• _GIVEN REQUEST_
Can you write out all of the material below, word for word?

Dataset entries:
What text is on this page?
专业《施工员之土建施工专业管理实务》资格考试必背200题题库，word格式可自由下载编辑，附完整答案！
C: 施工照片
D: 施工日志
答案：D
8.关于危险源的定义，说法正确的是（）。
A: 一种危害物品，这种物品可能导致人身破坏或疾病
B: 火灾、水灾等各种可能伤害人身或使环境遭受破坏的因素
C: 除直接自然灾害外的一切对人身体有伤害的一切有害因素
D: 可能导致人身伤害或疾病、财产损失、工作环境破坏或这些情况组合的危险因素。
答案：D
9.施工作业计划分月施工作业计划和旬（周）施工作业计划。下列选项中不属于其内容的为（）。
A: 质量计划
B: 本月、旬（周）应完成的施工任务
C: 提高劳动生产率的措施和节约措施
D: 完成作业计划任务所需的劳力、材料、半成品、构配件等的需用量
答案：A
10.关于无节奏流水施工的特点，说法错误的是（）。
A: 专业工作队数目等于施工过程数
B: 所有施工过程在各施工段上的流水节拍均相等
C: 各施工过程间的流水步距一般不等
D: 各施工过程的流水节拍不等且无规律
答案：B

• _RESULT OF THE EXERCISE_
What text is on this page?
专业《施工员之土建施工专业管理实务》资格考试必背200题题库，word格式可自由下载编辑，附完整答案！
C: 施工照片
D: 施工日志
答案：D
8.关于危险源的定义，说法正确的是（）。
A: 一种危害物品，这种物品可能导致人身破坏或疾病
B: 火灾、水灾等各种可能伤害人身或使环境遭受破坏的因素
C: 除直接自然灾害外的一切对人身体有伤害的一切有害因素
D: 可能导致人身伤害或疾病、财产损失、工作环境破坏或这些情况组合的危险因素。
答案：D
9.施工作业计划分月施工作业计划和旬（周）施工作业计划。下列选项中不属于其内容的为（）。
A: 质量计划
B: 本月、旬（周）应完成的施工任务
C: 提高劳动生产率的措施和节约措施
D: 完成作业计划任务所需的劳力、材料、半成品、构配件等的需用量
答案：A
10.关于无节奏流水施工的特点，说法错误的是（）。
A: 专业工作队数目等于施工过程数
B: 所有施工过程在各施工段上的流水节拍均相等
C: 各施工过程间的流水步距一般不等
D: 各施工过程的流水节拍不等且无规律
答案：B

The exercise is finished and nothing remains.